## What the exercise asks
The whole listing is to be written out again exactly; the pictures are not.

## Record excerpts
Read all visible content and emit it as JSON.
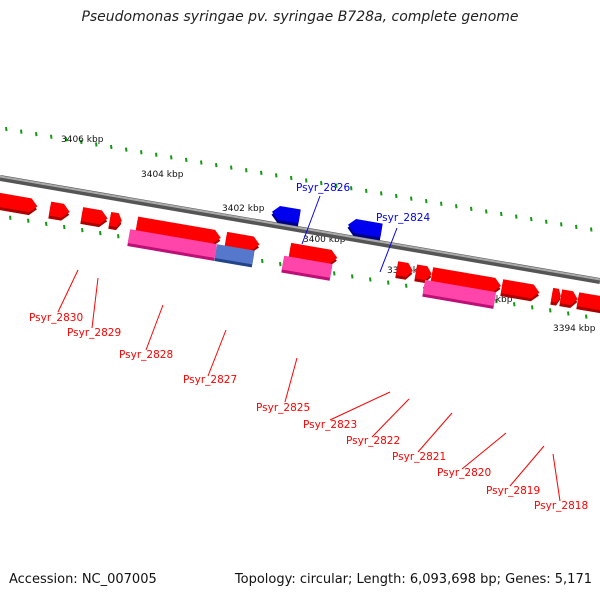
{
  "title": "Pseudomonas syringae pv. syringae B728a, complete genome",
  "footer": {
    "accession": "Accession: NC_007005",
    "topology": "Topology: circular; Length: 6,093,698 bp; Genes: 5,171"
  },
  "colors": {
    "backbone": "#888888",
    "plus_gene": "#ff0000",
    "minus_gene": "#0000ee",
    "cds_pink": "#ff44aa",
    "cds_blue": "#5577cc",
    "ticks": "#119911"
  },
  "scale_labels": [
    "3406 kbp",
    "3404 kbp",
    "3402 kbp",
    "3400 kbp",
    "3398 kbp",
    "3396 kbp",
    "3394 kbp"
  ],
  "gene_labels": [
    {
      "text": "Psyr_2830",
      "strand": "forward"
    },
    {
      "text": "Psyr_2829",
      "strand": "forward"
    },
    {
      "text": "Psyr_2828",
      "strand": "forward"
    },
    {
      "text": "Psyr_2827",
      "strand": "forward"
    },
    {
      "text": "Psyr_2826",
      "strand": "reverse"
    },
    {
      "text": "Psyr_2825",
      "strand": "forward"
    },
    {
      "text": "Psyr_2824",
      "strand": "reverse"
    },
    {
      "text": "Psyr_2823",
      "strand": "forward"
    },
    {
      "text": "Psyr_2822",
      "strand": "forward"
    },
    {
      "text": "Psyr_2821",
      "strand": "forward"
    },
    {
      "text": "Psyr_2820",
      "strand": "forward"
    },
    {
      "text": "Psyr_2819",
      "strand": "forward"
    },
    {
      "text": "Psyr_2818",
      "strand": "forward"
    }
  ]
}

## Response to this exercise
Read all visible content and emit it as JSON.
{
  "title": "Pseudomonas syringae pv. syringae B728a, complete genome",
  "footer": {
    "accession": "Accession: NC_007005",
    "topology": "Topology: circular; Length: 6,093,698 bp; Genes: 5,171"
  },
  "colors": {
    "backbone": "#888888",
    "plus_gene": "#ff0000",
    "minus_gene": "#0000ee",
    "cds_pink": "#ff44aa",
    "cds_blue": "#5577cc",
    "ticks": "#119911"
  },
  "scale_labels": [
    "3406 kbp",
    "3404 kbp",
    "3402 kbp",
    "3400 kbp",
    "3398 kbp",
    "3396 kbp",
    "3394 kbp"
  ],
  "gene_labels": [
    {
      "text": "Psyr_2830",
      "strand": "forward"
    },
    {
      "text": "Psyr_2829",
      "strand": "forward"
    },
    {
      "text": "Psyr_2828",
      "strand": "forward"
    },
    {
      "text": "Psyr_2827",
      "strand": "forward"
    },
    {
      "text": "Psyr_2826",
      "strand": "reverse"
    },
    {
      "text": "Psyr_2825",
      "strand": "forward"
    },
    {
      "text": "Psyr_2824",
      "strand": "reverse"
    },
    {
      "text": "Psyr_2823",
      "strand": "forward"
    },
    {
      "text": "Psyr_2822",
      "strand": "forward"
    },
    {
      "text": "Psyr_2821",
      "strand": "forward"
    },
    {
      "text": "Psyr_2820",
      "strand": "forward"
    },
    {
      "text": "Psyr_2819",
      "strand": "forward"
    },
    {
      "text": "Psyr_2818",
      "strand": "forward"
    }
  ]
}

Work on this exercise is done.